> **STATED GOAL**
Show only lines that include "November".

> **RECORDED DATA**
------------------------------------------------------------

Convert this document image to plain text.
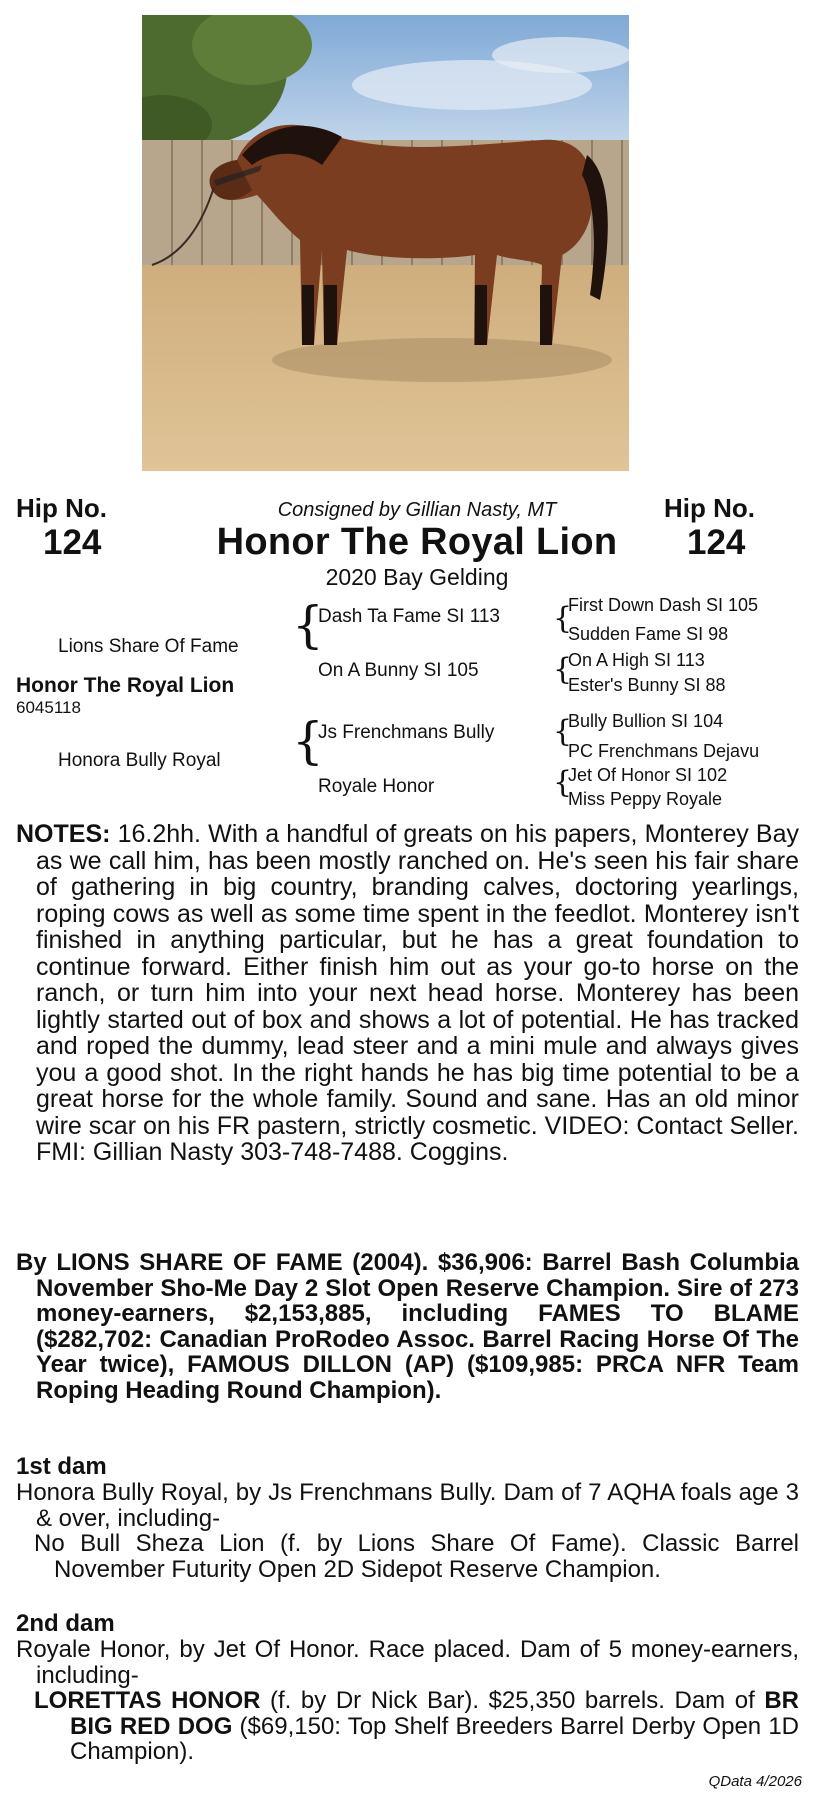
Hip No.	Hip No.
124	124
Consigned by Gillian Nasty, MT
Honor The Royal Lion
2020 Bay Gelding
Honor The Royal Lion
6045118
Lions Share Of Fame
Honora Bully Royal
{
{
Dash Ta Fame SI 113
On A Bunny SI 105
Js Frenchmans Bully
Royale Honor
{
{
{
{
First Down Dash SI 105
Sudden Fame SI 98
On A High SI 113
Ester's Bunny SI 88
Bully Bullion SI 104
PC Frenchmans Dejavu
Jet Of Honor SI 102
Miss Peppy Royale

NOTES: 16.2hh. With a handful of greats on his papers, Monterey Bay as we call him, has been mostly ranched on. He's seen his fair share of gathering in big country, branding calves, doctoring yearlings, roping cows as well as some time spent in the feedlot. Monterey isn't finished in anything particular, but he has a great foundation to continue forward. Either finish him out as your go-to horse on the ranch, or turn him into your next head horse. Monterey has been lightly started out of box and shows a lot of potential. He has tracked and roped the dummy, lead steer and a mini mule and always gives you a good shot. In the right hands he has big time potential to be a great horse for the whole family. Sound and sane. Has an old minor wire scar on his FR pastern, strictly cosmetic. VIDEO: Contact Seller. FMI: Gillian Nasty 303-748-7488. Coggins.

By LIONS SHARE OF FAME (2004). $36,906: Barrel Bash Columbia November Sho-Me Day 2 Slot Open Reserve Champion. Sire of 273 money-earners, $2,153,885, including FAMES TO BLAME ($282,702: Canadian ProRodeo Assoc. Barrel Racing Horse Of The Year twice), FAMOUS DILLON (AP) ($109,985: PRCA NFR Team Roping Heading Round Champion).

1st dam

Honora Bully Royal, by Js Frenchmans Bully. Dam of 7 AQHA foals age 3 & over, including-

No Bull Sheza Lion (f. by Lions Share Of Fame). Classic Barrel November Futurity Open 2D Sidepot Reserve Champion.

2nd dam

Royale Honor, by Jet Of Honor. Race placed. Dam of 5 money-earners, including-

LORETTAS HONOR (f. by Dr Nick Bar). $25,350 barrels. Dam of BR BIG RED DOG ($69,150: Top Shelf Breeders Barrel Derby Open 1D Champion).

QData 4/2026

------------------------------------------------------------

> **COMPLETE OUTPUT**
By LIONS SHARE OF FAME (2004). $36,906: Barrel Bash Columbia November Sho-Me Day 2 Slot Open Reserve Champion. Sire of 273 money-earners, $2,153,885, including FAMES TO BLAME ($282,702: Canadian ProRodeo Assoc. Barrel Racing Horse Of The Year twice), FAMOUS DILLON (AP) ($109,985: PRCA NFR Team Roping Heading Round Champion).
No Bull Sheza Lion (f. by Lions Share Of Fame). Classic Barrel November Futurity Open 2D Sidepot Reserve Champion.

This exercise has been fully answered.